> Page extract
^^^^^^^^^^^^^^^^

The summer seemed to breeze by without a hitch, save for one thing: In late June, news broke that Griffin had been the victim of an alleged extortion plot by a former Baylor walk-on basketball player. The scheme was broken up by the FBI, and the basketball player, Richard Hurd, was arrested.

Although the existence of such a plot, naturally, shook Griffin’s inner circle, nothing ever emerged about the derogatory information Hurd claimed to have. The story disappeared in less than 48 hours.

“We have nothing to hide,” Jacqueline Griffin said. “So we’re not worried about it. It seems like high-profile people, whether they’re an athlete or an actor or whatever, they come under a lot of scrutiny and people are trying to dig and dig. I’m not saying [Robert is] perfect or we’re perfect, but there’s nothing you’re going to find that’s gonna be. . .  I mean, good luck.”

Moving on

On July 8, Griffin and his fiancee, Rebecca Liddicoat, stood together in the middle of his near-empty, off-campus apartment in Waco, having just finished boxing up all their belongings for the move to Washington, and cried.

^^^^^^^^^^^^^^^^

> Exercise brief
Write what comes next in the piece about Griffin's summer and his move to Washington, picking up right after its last sentence. You won't need the records for this.

[Records excerpted from a collection]

^^^^^^^^^^^^^^^^

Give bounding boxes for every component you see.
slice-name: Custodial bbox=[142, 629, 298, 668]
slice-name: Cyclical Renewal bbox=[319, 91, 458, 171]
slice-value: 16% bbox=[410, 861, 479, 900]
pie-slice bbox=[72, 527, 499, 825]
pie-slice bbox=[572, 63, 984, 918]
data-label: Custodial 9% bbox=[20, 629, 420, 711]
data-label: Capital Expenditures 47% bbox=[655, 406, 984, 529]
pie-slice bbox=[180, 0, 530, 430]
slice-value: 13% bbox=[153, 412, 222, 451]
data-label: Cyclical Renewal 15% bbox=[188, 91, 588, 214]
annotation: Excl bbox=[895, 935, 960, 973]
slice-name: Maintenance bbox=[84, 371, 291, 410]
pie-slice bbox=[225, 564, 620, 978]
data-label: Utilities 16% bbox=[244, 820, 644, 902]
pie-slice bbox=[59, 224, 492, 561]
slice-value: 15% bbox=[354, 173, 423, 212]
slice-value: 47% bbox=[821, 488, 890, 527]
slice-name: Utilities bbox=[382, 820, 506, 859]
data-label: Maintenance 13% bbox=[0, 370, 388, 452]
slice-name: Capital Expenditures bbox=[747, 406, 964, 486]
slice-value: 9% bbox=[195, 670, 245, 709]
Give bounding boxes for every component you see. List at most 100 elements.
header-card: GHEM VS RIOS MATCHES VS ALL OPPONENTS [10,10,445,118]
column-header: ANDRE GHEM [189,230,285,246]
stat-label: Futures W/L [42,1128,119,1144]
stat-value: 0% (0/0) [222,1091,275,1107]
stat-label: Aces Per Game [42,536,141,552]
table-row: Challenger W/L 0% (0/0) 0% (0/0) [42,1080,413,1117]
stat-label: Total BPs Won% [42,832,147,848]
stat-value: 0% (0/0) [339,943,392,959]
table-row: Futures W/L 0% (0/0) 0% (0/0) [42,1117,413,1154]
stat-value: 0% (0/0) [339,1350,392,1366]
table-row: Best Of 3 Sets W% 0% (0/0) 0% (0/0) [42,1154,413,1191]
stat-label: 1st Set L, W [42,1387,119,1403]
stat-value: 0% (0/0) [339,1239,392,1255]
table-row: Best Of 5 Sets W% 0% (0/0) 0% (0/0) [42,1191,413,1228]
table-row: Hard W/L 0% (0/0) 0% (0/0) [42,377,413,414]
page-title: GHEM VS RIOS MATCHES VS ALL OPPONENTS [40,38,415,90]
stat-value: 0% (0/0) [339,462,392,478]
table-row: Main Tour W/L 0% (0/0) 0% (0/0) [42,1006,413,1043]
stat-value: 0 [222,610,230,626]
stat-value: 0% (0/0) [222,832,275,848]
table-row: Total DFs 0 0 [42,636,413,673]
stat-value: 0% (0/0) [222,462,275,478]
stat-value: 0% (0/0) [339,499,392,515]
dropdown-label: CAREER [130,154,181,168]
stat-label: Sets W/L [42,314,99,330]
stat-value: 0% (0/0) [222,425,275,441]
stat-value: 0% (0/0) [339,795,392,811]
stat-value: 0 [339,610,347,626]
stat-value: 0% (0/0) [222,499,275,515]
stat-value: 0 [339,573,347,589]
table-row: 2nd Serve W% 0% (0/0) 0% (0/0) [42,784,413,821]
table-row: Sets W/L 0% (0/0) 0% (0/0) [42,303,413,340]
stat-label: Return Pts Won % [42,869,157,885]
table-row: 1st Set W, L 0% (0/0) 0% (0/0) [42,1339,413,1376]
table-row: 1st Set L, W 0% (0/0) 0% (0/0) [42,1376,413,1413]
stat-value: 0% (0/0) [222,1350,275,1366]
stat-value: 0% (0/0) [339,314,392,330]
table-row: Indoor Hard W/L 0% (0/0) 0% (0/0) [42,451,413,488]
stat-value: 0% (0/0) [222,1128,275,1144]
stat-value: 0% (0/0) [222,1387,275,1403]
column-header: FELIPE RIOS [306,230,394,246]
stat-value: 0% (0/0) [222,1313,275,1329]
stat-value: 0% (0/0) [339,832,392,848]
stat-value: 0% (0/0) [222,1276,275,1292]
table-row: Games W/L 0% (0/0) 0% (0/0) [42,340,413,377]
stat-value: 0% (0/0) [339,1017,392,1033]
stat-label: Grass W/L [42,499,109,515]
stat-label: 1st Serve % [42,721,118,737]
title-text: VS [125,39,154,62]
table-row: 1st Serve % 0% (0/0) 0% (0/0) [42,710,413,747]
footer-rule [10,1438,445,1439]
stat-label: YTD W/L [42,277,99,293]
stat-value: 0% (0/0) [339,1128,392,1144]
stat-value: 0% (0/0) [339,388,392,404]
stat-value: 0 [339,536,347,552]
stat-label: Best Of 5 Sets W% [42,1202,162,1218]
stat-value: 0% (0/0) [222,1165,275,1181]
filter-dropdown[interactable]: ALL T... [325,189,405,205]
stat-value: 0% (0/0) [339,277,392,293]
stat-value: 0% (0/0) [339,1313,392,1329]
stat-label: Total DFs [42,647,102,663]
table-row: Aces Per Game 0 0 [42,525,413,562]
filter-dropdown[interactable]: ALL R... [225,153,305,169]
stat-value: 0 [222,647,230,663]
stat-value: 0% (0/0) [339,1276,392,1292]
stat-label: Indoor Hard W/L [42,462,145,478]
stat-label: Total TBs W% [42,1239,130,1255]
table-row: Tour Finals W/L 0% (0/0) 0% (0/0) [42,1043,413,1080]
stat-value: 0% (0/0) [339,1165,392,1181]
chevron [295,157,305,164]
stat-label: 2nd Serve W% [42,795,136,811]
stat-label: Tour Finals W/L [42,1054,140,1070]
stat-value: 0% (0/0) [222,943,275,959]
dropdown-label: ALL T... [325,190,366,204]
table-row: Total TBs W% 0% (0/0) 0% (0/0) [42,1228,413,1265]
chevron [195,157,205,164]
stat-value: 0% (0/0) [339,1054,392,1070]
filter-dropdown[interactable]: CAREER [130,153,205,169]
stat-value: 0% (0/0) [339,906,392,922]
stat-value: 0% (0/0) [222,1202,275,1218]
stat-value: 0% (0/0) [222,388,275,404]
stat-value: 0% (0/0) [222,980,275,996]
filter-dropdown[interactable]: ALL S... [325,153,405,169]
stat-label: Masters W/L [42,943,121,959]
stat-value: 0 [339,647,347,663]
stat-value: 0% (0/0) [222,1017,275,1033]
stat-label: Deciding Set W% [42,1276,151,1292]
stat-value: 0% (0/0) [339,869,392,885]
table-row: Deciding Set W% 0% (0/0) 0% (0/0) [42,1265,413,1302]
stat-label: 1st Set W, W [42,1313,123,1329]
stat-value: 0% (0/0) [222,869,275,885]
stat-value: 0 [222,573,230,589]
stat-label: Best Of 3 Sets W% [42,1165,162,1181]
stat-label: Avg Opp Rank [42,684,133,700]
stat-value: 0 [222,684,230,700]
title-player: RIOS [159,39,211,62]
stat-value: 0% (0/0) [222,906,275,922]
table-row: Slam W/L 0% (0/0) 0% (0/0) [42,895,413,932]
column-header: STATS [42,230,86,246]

^^^^^^^^^^^^^^^^

> Answer to the exercise
“I didn’t feel any kind of sadness until it was done,” Griffin said later. “When I saw the apartment empty, that’s when I knew this chapter was closing. It was tough for me to go to campus and say, ‘See you later’ to people I’d been working with for years. That’s where I had sweated. That’s where I tore an ACL and recovered from it. That’s where I won a Heisman and [where] we won 10 games [in 2011]. We did so many great things there.

“To leave that all behind and move on to something new, it was sad. There were a lot of tears.”

The next day, still overcome by emotion and “just having a moment,” as he would say later, Griffin jumped on his Twitter account and tweeted pointed questions to some of his Redskins teammates, with the hashtag #KnowYourWhy. “Why do you play the game? Why do you sacrifice?”

“I was kind of just feeling like, this part of my journey is over. It really hit me hard,” he told the Web site Rant Sports. “. . . I know my why. I sacrifice for my teammates. I want to make my family proud. So I know my why. I just want them to know theirs.”

From Waco, Griffin’s belongings traveled on a moving van up I-35 toward Dallas, and eventually made their way east along I-30, I-40 and I-81 towardNorthern Virginia, where they were unloaded into a rental home in a gated community not far from Redskins Park.

Griffin and Liddicoat found the house on their own — they plan being to rent this year, and buy in 2013 — with some direction from the Redskins. Griffin’s mother, who had helped her son move into his Waco apartment four years earlier, made a point of staying out of it this time, in deference to Liddicoat. “That’s a good thing for them to experience together,” she said. “It’s gearing towards their future.”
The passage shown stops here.